── Data for processing

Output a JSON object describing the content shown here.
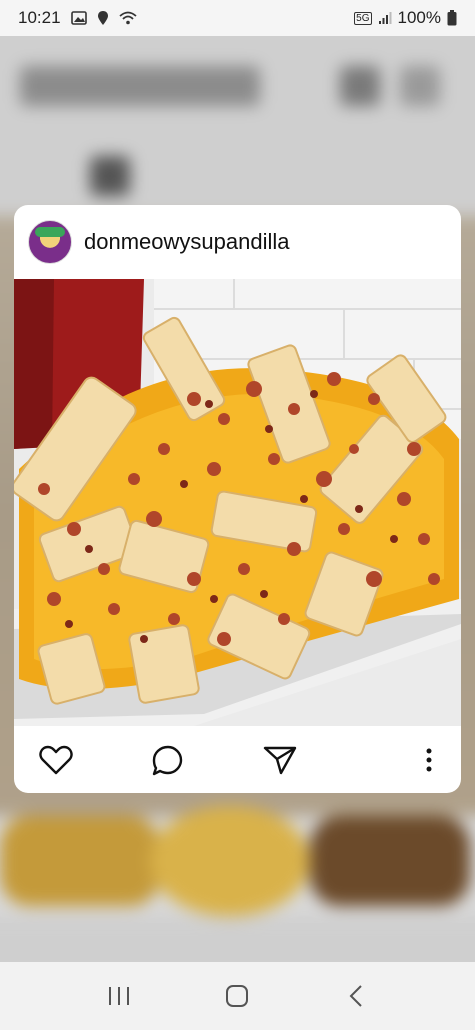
{
  "status_bar": {
    "time": "10:21",
    "network": "5G",
    "battery": "100%",
    "icons": [
      "gallery-icon",
      "location-icon",
      "wifi-icon",
      "signal-icon",
      "battery-icon"
    ]
  },
  "post": {
    "username": "donmeowysupandilla",
    "image_alt": "cheese bacon fries",
    "actions": [
      "like-icon",
      "comment-icon",
      "share-icon",
      "more-icon"
    ]
  },
  "nav_bar": {
    "items": [
      "recent-apps-icon",
      "home-icon",
      "back-icon"
    ]
  },
  "colors": {
    "card": "#ffffff",
    "text": "#111111",
    "background": "#d9d9d9"
  }
}
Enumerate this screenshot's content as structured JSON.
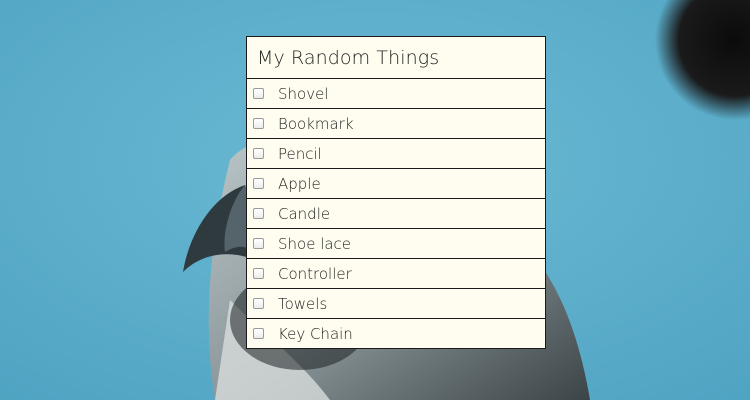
{
  "list": {
    "title": "My Random Things",
    "items": [
      {
        "label": "Shovel",
        "checked": false
      },
      {
        "label": "Bookmark",
        "checked": false
      },
      {
        "label": "Pencil",
        "checked": false
      },
      {
        "label": "Apple",
        "checked": false
      },
      {
        "label": "Candle",
        "checked": false
      },
      {
        "label": "Shoe lace",
        "checked": false
      },
      {
        "label": "Controller",
        "checked": false
      },
      {
        "label": "Towels",
        "checked": false
      },
      {
        "label": "Key Chain",
        "checked": false
      }
    ]
  },
  "theme": {
    "card_background": "#fffdef",
    "border": "#1a1a1a",
    "page_background": "#5fb0cc"
  }
}
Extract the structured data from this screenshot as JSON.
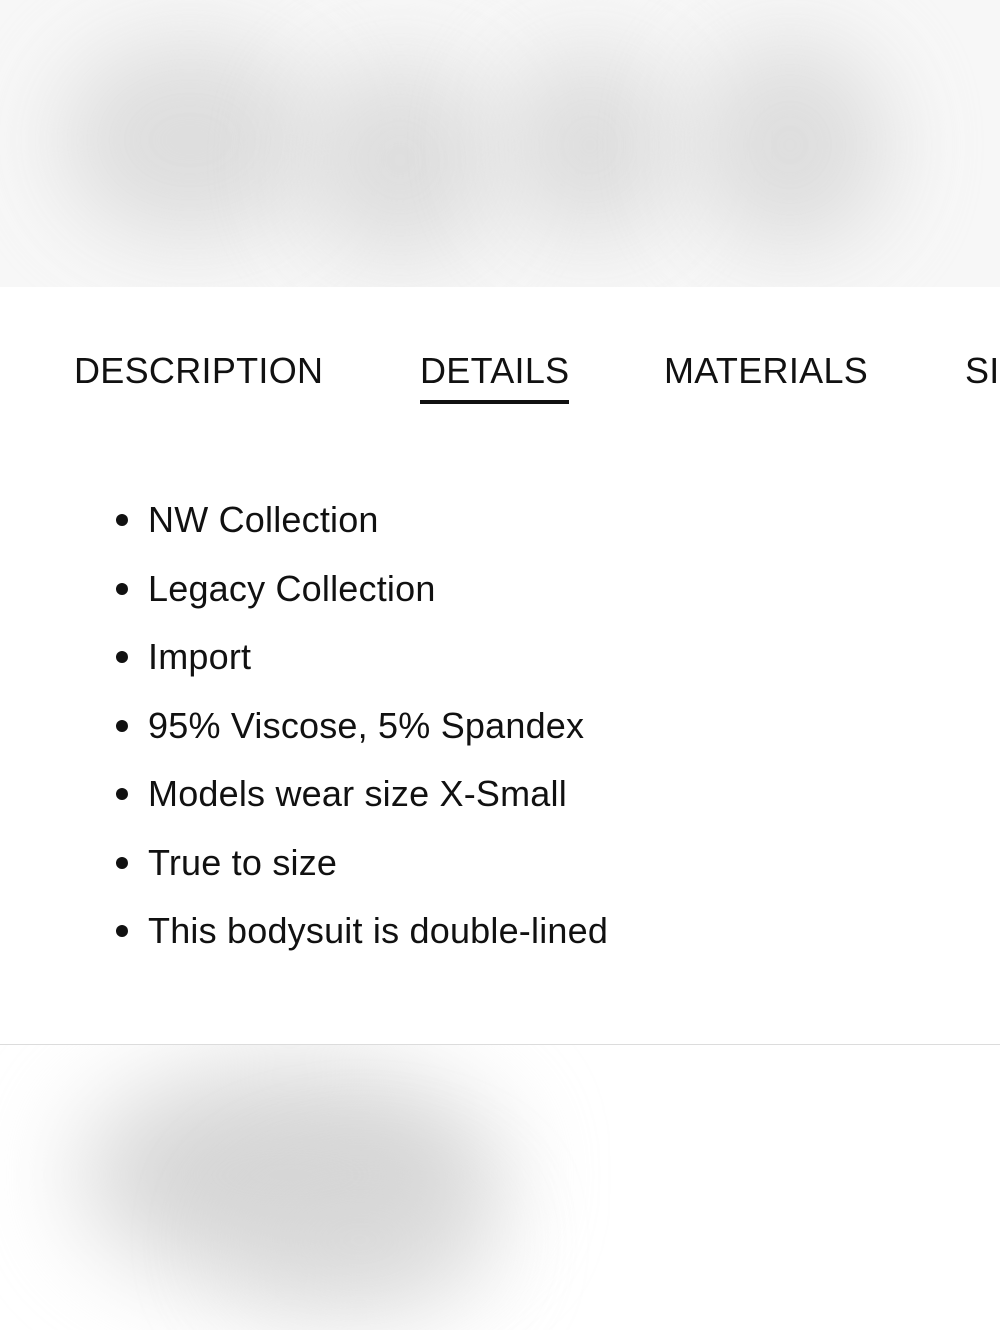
{
  "tabs": [
    {
      "label": "DESCRIPTION",
      "active": false
    },
    {
      "label": "DETAILS",
      "active": true
    },
    {
      "label": "MATERIALS",
      "active": false
    },
    {
      "label": "SI",
      "active": false
    }
  ],
  "details": {
    "items": [
      "NW Collection",
      "Legacy Collection",
      "Import",
      "95% Viscose, 5% Spandex",
      "Models wear size X-Small",
      "True to size",
      "This bodysuit is double-lined"
    ]
  },
  "colors": {
    "text": "#111111",
    "active_underline": "#111111",
    "divider": "#dcdcdc",
    "background": "#ffffff"
  }
}
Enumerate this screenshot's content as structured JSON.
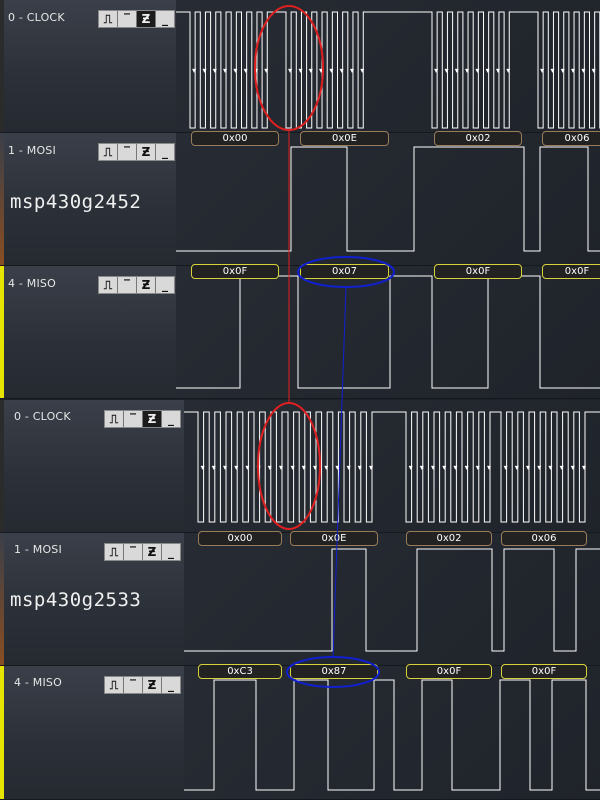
{
  "rows": [
    {
      "channel_label": "0 - CLOCK",
      "kind": "clock",
      "strip_color": "#2b2b2b"
    },
    {
      "channel_label": "1 - MOSI",
      "kind": "mosi",
      "strip_color": "#8a4e22",
      "chip_label": "msp430g2452",
      "decodes": [
        "0x00",
        "0x0E",
        "0x02",
        "0x06"
      ]
    },
    {
      "channel_label": "4 - MISO",
      "kind": "miso",
      "strip_color": "#e6e400",
      "decodes": [
        "0x0F",
        "0x07",
        "0x0F",
        "0x0F"
      ]
    },
    {
      "channel_label": "0 - CLOCK",
      "kind": "clock",
      "strip_color": "#2b2b2b"
    },
    {
      "channel_label": "1 - MOSI",
      "kind": "mosi",
      "strip_color": "#8a4e22",
      "chip_label": "msp430g2533",
      "decodes": [
        "0x00",
        "0x0E",
        "0x02",
        "0x06"
      ]
    },
    {
      "channel_label": "4 - MISO",
      "kind": "miso",
      "strip_color": "#e6e400",
      "decodes": [
        "0xC3",
        "0x87",
        "0x0F",
        "0x0F"
      ]
    }
  ],
  "trigger_buttons": [
    "rising-edge",
    "high-level",
    "falling-edge",
    "low-level"
  ],
  "colors": {
    "signal": "#ffffff",
    "highlight_red": "#e02020",
    "highlight_blue": "#1020d0"
  }
}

────

▶ **Task instructions**: Look through the data above. Each line containing the word "size" needs to be copied.

▶ **Result of this task**:
      "Models wear size X-Small",
      "True to size",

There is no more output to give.